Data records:
════

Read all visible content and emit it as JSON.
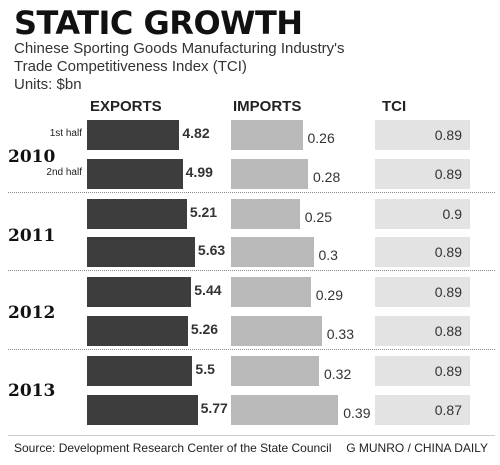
{
  "title": "STATIC GROWTH",
  "subtitle_line1": "Chinese Sporting Goods Manufacturing Industry's",
  "subtitle_line2": "Trade Competitiveness Index (TCI)",
  "units": "Units: $bn",
  "source": "Source: Development Research Center of the State Council",
  "credit": "G MUNRO / CHINA DAILY",
  "chart_data": {
    "type": "bar",
    "title": "STATIC GROWTH",
    "columns": [
      "EXPORTS",
      "IMPORTS",
      "TCI"
    ],
    "years": [
      "2010",
      "2011",
      "2012",
      "2013"
    ],
    "half_labels": [
      "1st half",
      "2nd half"
    ],
    "categories": [
      "2010 1st half",
      "2010 2nd half",
      "2011 H1",
      "2011 H2",
      "2012 H1",
      "2012 H2",
      "2013 H1",
      "2013 H2"
    ],
    "series": [
      {
        "name": "EXPORTS",
        "values": [
          4.82,
          4.99,
          5.21,
          5.63,
          5.44,
          5.26,
          5.5,
          5.77
        ],
        "color": "#3d3d3d"
      },
      {
        "name": "IMPORTS",
        "values": [
          0.26,
          0.28,
          0.25,
          0.3,
          0.29,
          0.33,
          0.32,
          0.39
        ],
        "color": "#b9b9b9"
      },
      {
        "name": "TCI",
        "values": [
          0.89,
          0.89,
          0.9,
          0.89,
          0.89,
          0.88,
          0.89,
          0.87
        ],
        "color": "#e3e3e3"
      }
    ],
    "value_labels": {
      "EXPORTS": [
        "4.82",
        "4.99",
        "5.21",
        "5.63",
        "5.44",
        "5.26",
        "5.5",
        "5.77"
      ],
      "IMPORTS": [
        "0.26",
        "0.28",
        "0.25",
        "0.3",
        "0.29",
        "0.33",
        "0.32",
        "0.39"
      ],
      "TCI": [
        "0.89",
        "0.89",
        "0.9",
        "0.89",
        "0.89",
        "0.88",
        "0.89",
        "0.87"
      ]
    }
  }
}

════

TASK BRIEF: Of the lines in the material, how many contain the word "STATIC"? Reply with the number and nothing else.

THE REPLY: 2